Data for this task:
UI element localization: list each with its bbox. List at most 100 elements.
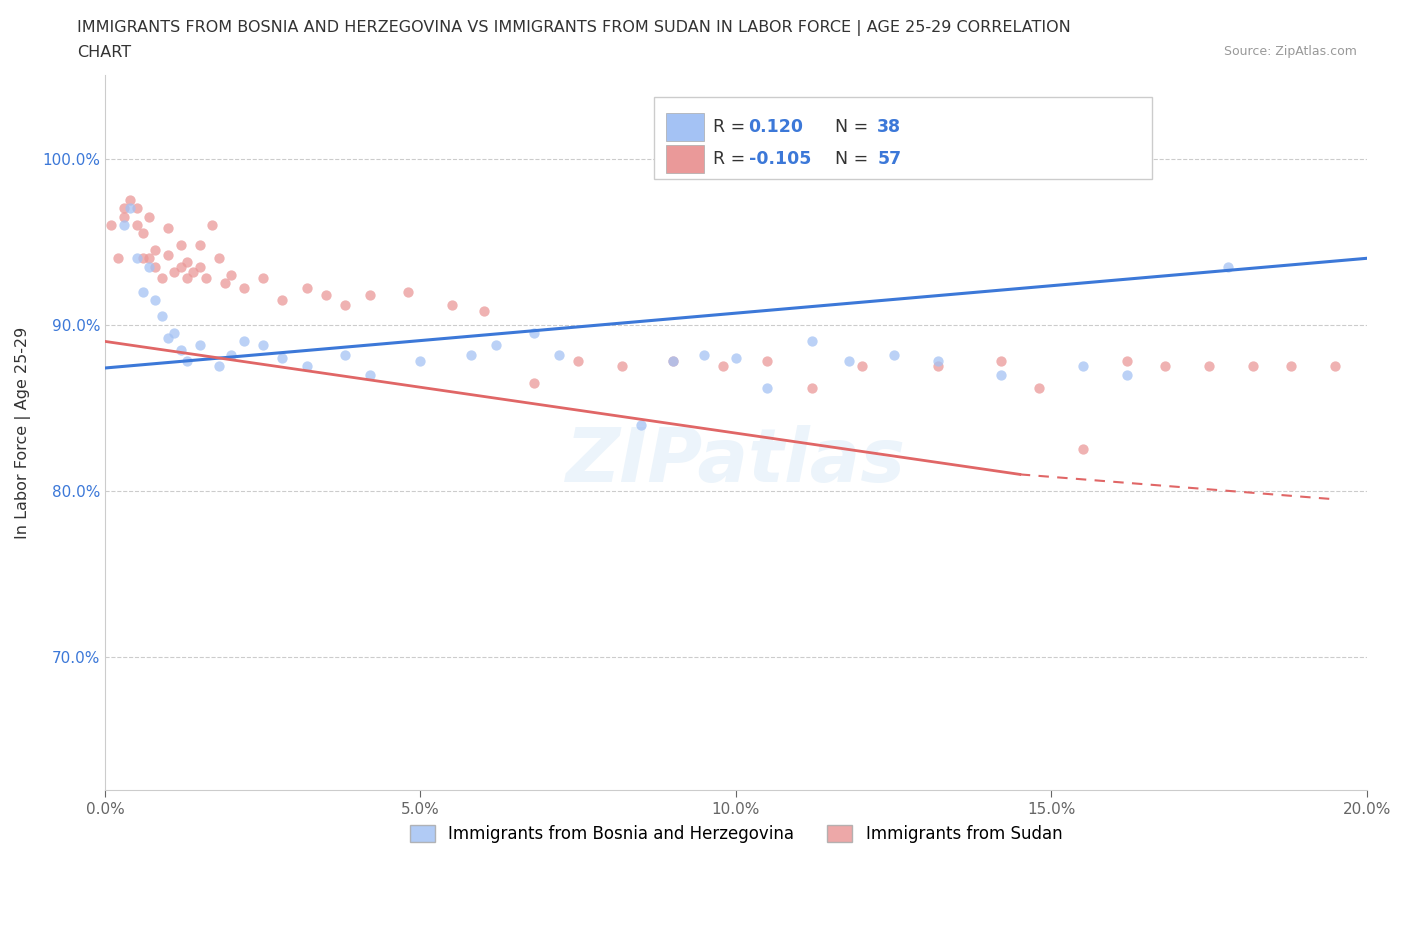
Point xyxy=(170,237,193,252)
Text: ZIPatlas: ZIPatlas xyxy=(565,425,905,498)
Point xyxy=(252,271,274,286)
FancyBboxPatch shape xyxy=(654,97,1153,179)
Point xyxy=(1116,354,1139,369)
Text: R =: R = xyxy=(713,150,751,168)
Point xyxy=(800,334,823,349)
Point xyxy=(194,271,217,286)
Text: IMMIGRANTS FROM BOSNIA AND HERZEGOVINA VS IMMIGRANTS FROM SUDAN IN LABOR FORCE |: IMMIGRANTS FROM BOSNIA AND HERZEGOVINA V… xyxy=(77,20,1071,36)
Point xyxy=(181,264,204,279)
Point xyxy=(145,259,167,274)
Point xyxy=(125,218,148,232)
Point xyxy=(188,237,211,252)
Point xyxy=(693,347,716,362)
Point xyxy=(232,334,254,349)
Point xyxy=(1071,359,1094,374)
Point xyxy=(333,347,356,362)
Point xyxy=(927,354,949,369)
Point xyxy=(252,338,274,352)
Point xyxy=(120,201,142,216)
Point xyxy=(612,359,634,374)
Point xyxy=(662,354,685,369)
Point xyxy=(112,209,135,224)
Point xyxy=(756,354,779,369)
Text: 0.120: 0.120 xyxy=(748,118,803,136)
Point xyxy=(138,259,160,274)
Point xyxy=(548,347,571,362)
Point xyxy=(567,354,589,369)
Point xyxy=(523,376,546,391)
Point xyxy=(396,284,419,299)
Text: N =: N = xyxy=(824,150,875,168)
Point xyxy=(157,221,180,236)
Point xyxy=(176,254,198,269)
Point xyxy=(1279,359,1302,374)
Legend: Immigrants from Bosnia and Herzegovina, Immigrants from Sudan: Immigrants from Bosnia and Herzegovina, … xyxy=(404,818,1069,850)
Point xyxy=(138,251,160,266)
Point xyxy=(883,347,905,362)
Point xyxy=(1241,359,1264,374)
Bar xyxy=(666,145,704,173)
Point xyxy=(145,292,167,307)
Point xyxy=(315,287,337,302)
Point xyxy=(176,354,198,369)
Point xyxy=(150,309,173,324)
Point xyxy=(333,298,356,312)
Point xyxy=(145,243,167,258)
Text: 57: 57 xyxy=(877,150,901,168)
Point xyxy=(125,251,148,266)
Text: R =: R = xyxy=(713,118,751,136)
Point xyxy=(485,338,508,352)
Bar xyxy=(666,113,704,141)
Point xyxy=(990,354,1012,369)
Point xyxy=(112,201,135,216)
Point xyxy=(132,251,155,266)
Point xyxy=(838,354,860,369)
Point xyxy=(270,351,292,365)
Point xyxy=(1216,259,1239,274)
Point xyxy=(157,247,180,262)
Point xyxy=(188,259,211,274)
Point xyxy=(219,347,242,362)
Point xyxy=(1324,359,1347,374)
Y-axis label: In Labor Force | Age 25-29: In Labor Force | Age 25-29 xyxy=(15,326,31,539)
Point xyxy=(1198,359,1220,374)
Point xyxy=(295,359,318,374)
Point xyxy=(756,380,779,395)
Point xyxy=(409,354,432,369)
Point xyxy=(927,359,949,374)
Point xyxy=(125,201,148,216)
Point xyxy=(100,218,122,232)
Point xyxy=(207,251,229,266)
Point xyxy=(295,281,318,296)
Point xyxy=(1071,442,1094,457)
Point xyxy=(460,347,482,362)
Text: Source: ZipAtlas.com: Source: ZipAtlas.com xyxy=(1223,45,1357,58)
Point xyxy=(472,304,495,319)
Point xyxy=(270,292,292,307)
Point xyxy=(800,380,823,395)
Text: 38: 38 xyxy=(877,118,901,136)
Point xyxy=(176,271,198,286)
Point xyxy=(170,259,193,274)
Point xyxy=(232,281,254,296)
Point xyxy=(359,287,381,302)
Point xyxy=(711,359,734,374)
Point xyxy=(163,326,186,340)
Text: -0.105: -0.105 xyxy=(748,150,811,168)
Point xyxy=(138,209,160,224)
Text: N =: N = xyxy=(824,118,875,136)
Point xyxy=(851,359,873,374)
Point xyxy=(170,342,193,357)
Point xyxy=(107,251,129,266)
Point xyxy=(662,354,685,369)
Point xyxy=(163,264,186,279)
Point xyxy=(132,226,155,241)
Point xyxy=(150,271,173,286)
Point xyxy=(207,359,229,374)
Point xyxy=(1116,367,1139,382)
Point xyxy=(990,367,1012,382)
Point xyxy=(1154,359,1177,374)
Point xyxy=(630,417,652,432)
Point xyxy=(157,331,180,346)
Point xyxy=(219,268,242,283)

Goal of the exercise:
Find every line in the listing above that contains the string "Text", matching case exactly, and copy each of those lines in full.

Task output:
Text: ZIPatlas: ZIPatlas xyxy=(565,425,905,498)
Text: R =: R = xyxy=(713,150,751,168)
Text: IMMIGRANTS FROM BOSNIA AND HERZEGOVINA VS IMMIGRANTS FROM SUDAN IN LABOR FORCE |: IMMIGRANTS FROM BOSNIA AND HERZEGOVINA V… xyxy=(77,20,1071,36)
Text: 0.120: 0.120 xyxy=(748,118,803,136)
Text: N =: N = xyxy=(824,150,875,168)
Text: 57: 57 xyxy=(877,150,901,168)
Text: R =: R = xyxy=(713,118,751,136)
Text: Source: ZipAtlas.com: Source: ZipAtlas.com xyxy=(1223,45,1357,58)
Text: 38: 38 xyxy=(877,118,901,136)
Text: -0.105: -0.105 xyxy=(748,150,811,168)
Text: N =: N = xyxy=(824,118,875,136)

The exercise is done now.